Copy the material that follows word for word and omit its pictures.

····················

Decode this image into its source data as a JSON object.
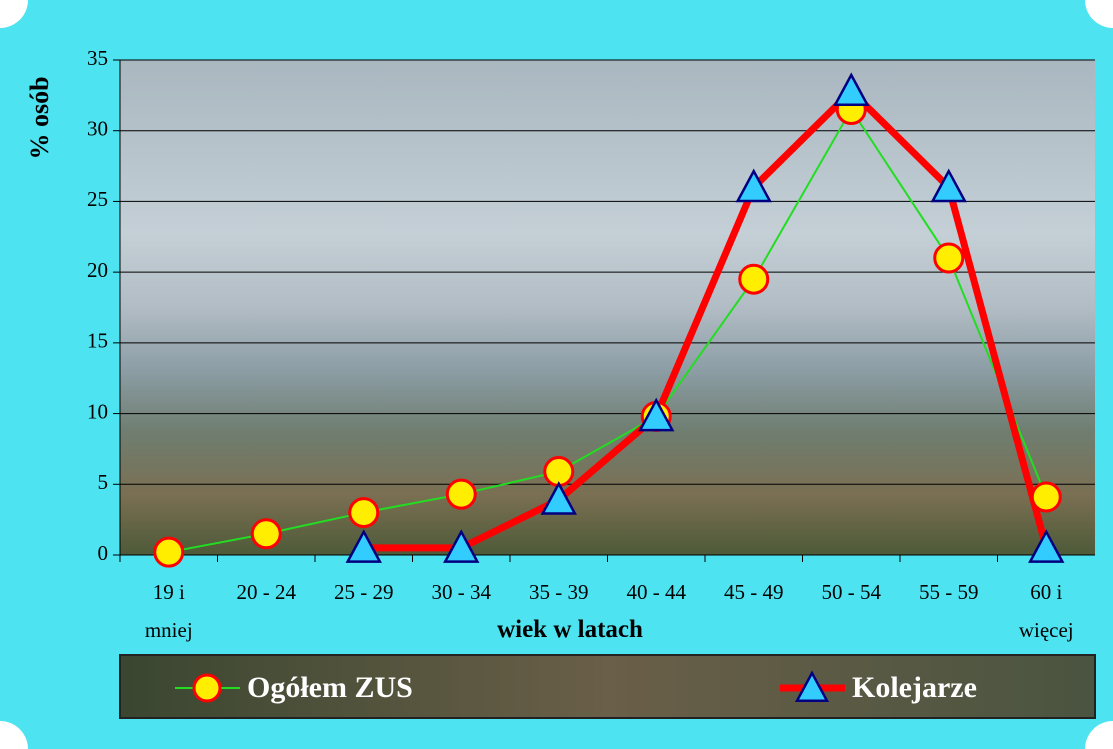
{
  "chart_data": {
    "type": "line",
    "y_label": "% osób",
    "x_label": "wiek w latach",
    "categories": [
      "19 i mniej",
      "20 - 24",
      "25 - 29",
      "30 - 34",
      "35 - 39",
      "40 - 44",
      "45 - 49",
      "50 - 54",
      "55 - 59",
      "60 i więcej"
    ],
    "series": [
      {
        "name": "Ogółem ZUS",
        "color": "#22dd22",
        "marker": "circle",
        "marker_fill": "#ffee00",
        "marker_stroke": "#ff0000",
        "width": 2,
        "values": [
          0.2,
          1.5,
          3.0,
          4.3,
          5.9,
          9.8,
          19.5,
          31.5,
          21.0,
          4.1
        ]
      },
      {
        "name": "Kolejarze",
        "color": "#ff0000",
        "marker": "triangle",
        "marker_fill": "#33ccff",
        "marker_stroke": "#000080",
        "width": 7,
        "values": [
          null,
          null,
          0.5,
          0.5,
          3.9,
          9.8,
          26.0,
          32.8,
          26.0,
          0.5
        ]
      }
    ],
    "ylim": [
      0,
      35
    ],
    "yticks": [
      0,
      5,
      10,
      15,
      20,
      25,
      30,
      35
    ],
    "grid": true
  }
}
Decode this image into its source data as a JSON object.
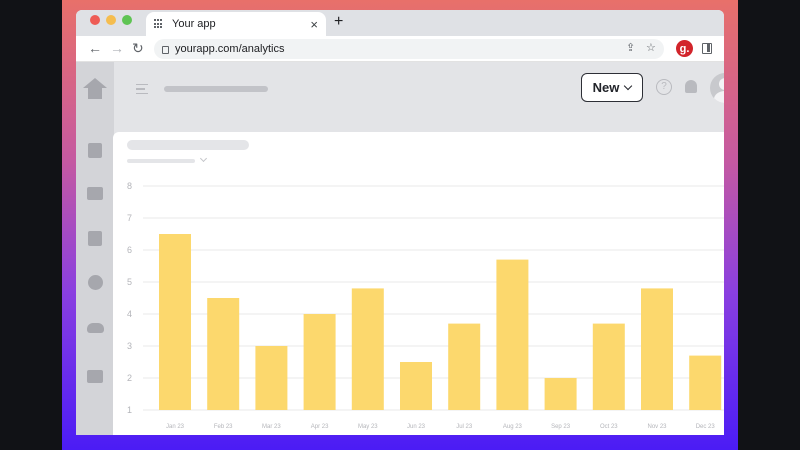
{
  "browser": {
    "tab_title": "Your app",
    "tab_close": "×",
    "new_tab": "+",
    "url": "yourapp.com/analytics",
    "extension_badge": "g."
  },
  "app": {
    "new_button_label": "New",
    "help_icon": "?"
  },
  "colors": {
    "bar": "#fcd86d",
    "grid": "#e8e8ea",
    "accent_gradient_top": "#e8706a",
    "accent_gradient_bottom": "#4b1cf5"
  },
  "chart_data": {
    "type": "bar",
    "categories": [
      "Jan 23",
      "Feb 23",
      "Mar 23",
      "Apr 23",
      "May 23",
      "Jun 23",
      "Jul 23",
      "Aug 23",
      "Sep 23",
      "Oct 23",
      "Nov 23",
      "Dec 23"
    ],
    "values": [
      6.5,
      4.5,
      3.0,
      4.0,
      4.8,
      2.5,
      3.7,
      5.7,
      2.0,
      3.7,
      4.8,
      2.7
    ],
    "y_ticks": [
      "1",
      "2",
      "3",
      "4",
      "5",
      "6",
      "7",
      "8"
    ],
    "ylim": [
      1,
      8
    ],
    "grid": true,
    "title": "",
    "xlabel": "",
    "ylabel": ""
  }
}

····················

CORRECT RESULT –
Decode this image into its source data as a JSON object.
{
  "chart_data": {
    "type": "line",
    "y_label": "% osób",
    "x_label": "wiek w latach",
    "categories": [
      "19 i mniej",
      "20 - 24",
      "25 - 29",
      "30 - 34",
      "35 - 39",
      "40 - 44",
      "45 - 49",
      "50 - 54",
      "55 - 59",
      "60 i więcej"
    ],
    "series": [
      {
        "name": "Ogółem ZUS",
        "color": "#22dd22",
        "marker": "circle",
        "marker_fill": "#ffee00",
        "marker_stroke": "#ff0000",
        "width": 2,
        "values": [
          0.2,
          1.5,
          3.0,
          4.3,
          5.9,
          9.8,
          19.5,
          31.5,
          21.0,
          4.1
        ]
      },
      {
        "name": "Kolejarze",
        "color": "#ff0000",
        "marker": "triangle",
        "marker_fill": "#33ccff",
        "marker_stroke": "#000080",
        "width": 7,
        "values": [
          null,
          null,
          0.5,
          0.5,
          3.9,
          9.8,
          26.0,
          32.8,
          26.0,
          0.5
        ]
      }
    ],
    "ylim": [
      0,
      35
    ],
    "yticks": [
      0,
      5,
      10,
      15,
      20,
      25,
      30,
      35
    ],
    "grid": true
  }
}
Decode this image into its source data as a JSON object.
{
  "browser": {
    "tab_title": "Your app",
    "tab_close": "×",
    "new_tab": "+",
    "url": "yourapp.com/analytics",
    "extension_badge": "g."
  },
  "app": {
    "new_button_label": "New",
    "help_icon": "?"
  },
  "colors": {
    "bar": "#fcd86d",
    "grid": "#e8e8ea",
    "accent_gradient_top": "#e8706a",
    "accent_gradient_bottom": "#4b1cf5"
  },
  "chart_data": {
    "type": "bar",
    "categories": [
      "Jan 23",
      "Feb 23",
      "Mar 23",
      "Apr 23",
      "May 23",
      "Jun 23",
      "Jul 23",
      "Aug 23",
      "Sep 23",
      "Oct 23",
      "Nov 23",
      "Dec 23"
    ],
    "values": [
      6.5,
      4.5,
      3.0,
      4.0,
      4.8,
      2.5,
      3.7,
      5.7,
      2.0,
      3.7,
      4.8,
      2.7
    ],
    "y_ticks": [
      "1",
      "2",
      "3",
      "4",
      "5",
      "6",
      "7",
      "8"
    ],
    "ylim": [
      1,
      8
    ],
    "grid": true,
    "title": "",
    "xlabel": "",
    "ylabel": ""
  }
}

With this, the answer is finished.